### What you should do
List each line holding the string "title".

[Saved data entries]

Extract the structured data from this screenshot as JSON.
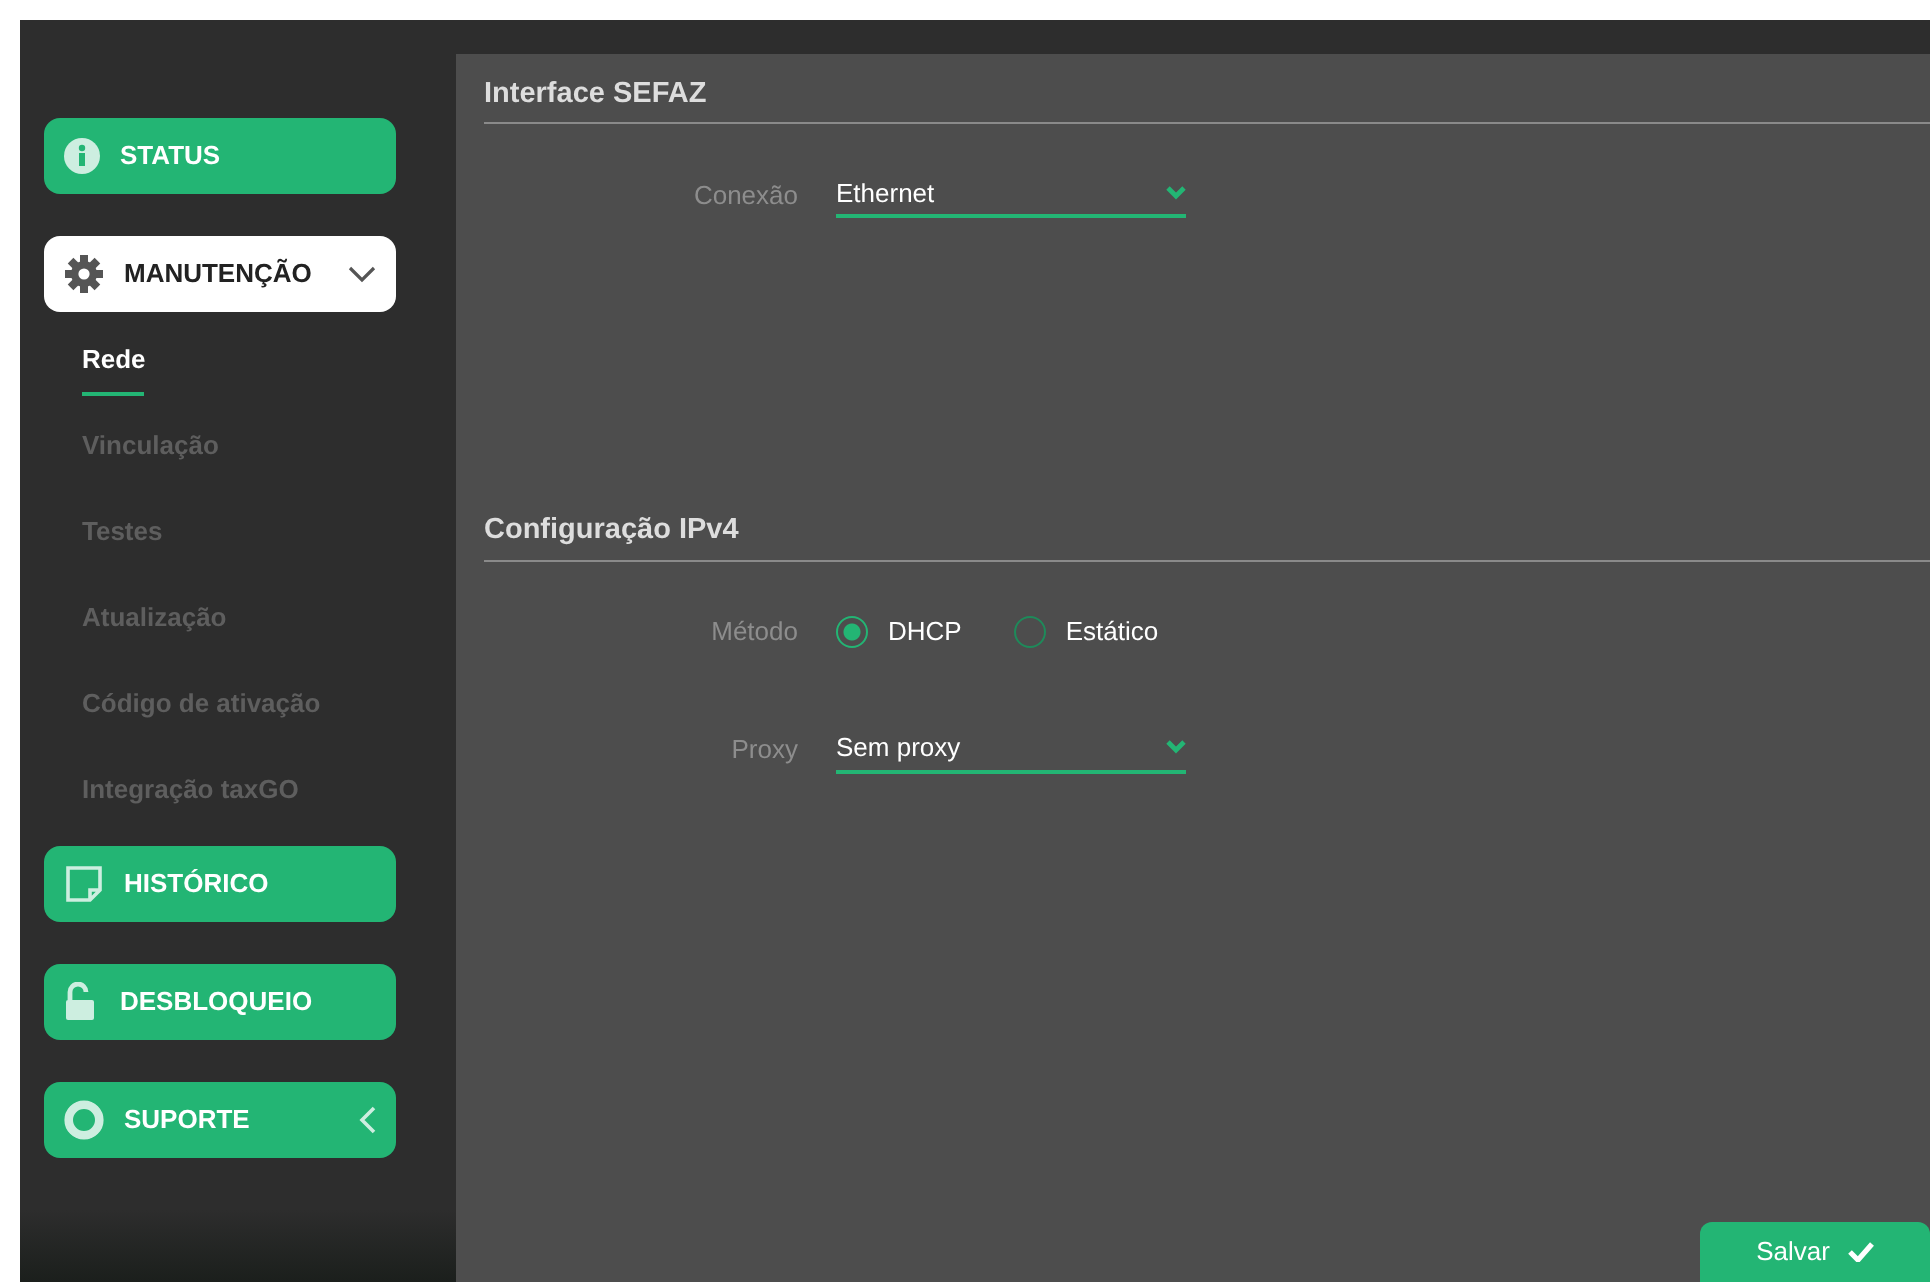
{
  "sidebar": {
    "items": [
      {
        "label": "STATUS",
        "kind": "link",
        "selected": false
      },
      {
        "label": "MANUTENÇÃO",
        "kind": "menu",
        "expanded": true,
        "selected": true,
        "children": [
          {
            "label": "Rede",
            "selected": true
          },
          {
            "label": "Vinculação",
            "selected": false
          },
          {
            "label": "Testes",
            "selected": false
          },
          {
            "label": "Atualização",
            "selected": false
          },
          {
            "label": "Código de ativação",
            "selected": false
          },
          {
            "label": "Integração taxGO",
            "selected": false
          }
        ]
      },
      {
        "label": "HISTÓRICO",
        "kind": "link",
        "selected": false
      },
      {
        "label": "DESBLOQUEIO",
        "kind": "link",
        "selected": false
      },
      {
        "label": "SUPORTE",
        "kind": "menu",
        "expanded": false,
        "selected": false
      }
    ]
  },
  "sections": [
    {
      "title": "Interface SEFAZ",
      "fields": [
        {
          "kind": "select",
          "label": "Conexão",
          "value": "Ethernet"
        }
      ]
    },
    {
      "title": "Configuração IPv4",
      "fields": [
        {
          "kind": "radio",
          "label": "Método",
          "options": [
            {
              "label": "DHCP",
              "selected": true
            },
            {
              "label": "Estático",
              "selected": false
            }
          ]
        },
        {
          "kind": "select",
          "label": "Proxy",
          "value": "Sem proxy"
        }
      ]
    }
  ],
  "save_button": {
    "label": "Salvar"
  }
}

### Problem solution
      "title": "Interface SEFAZ",
      "title": "Configuração IPv4",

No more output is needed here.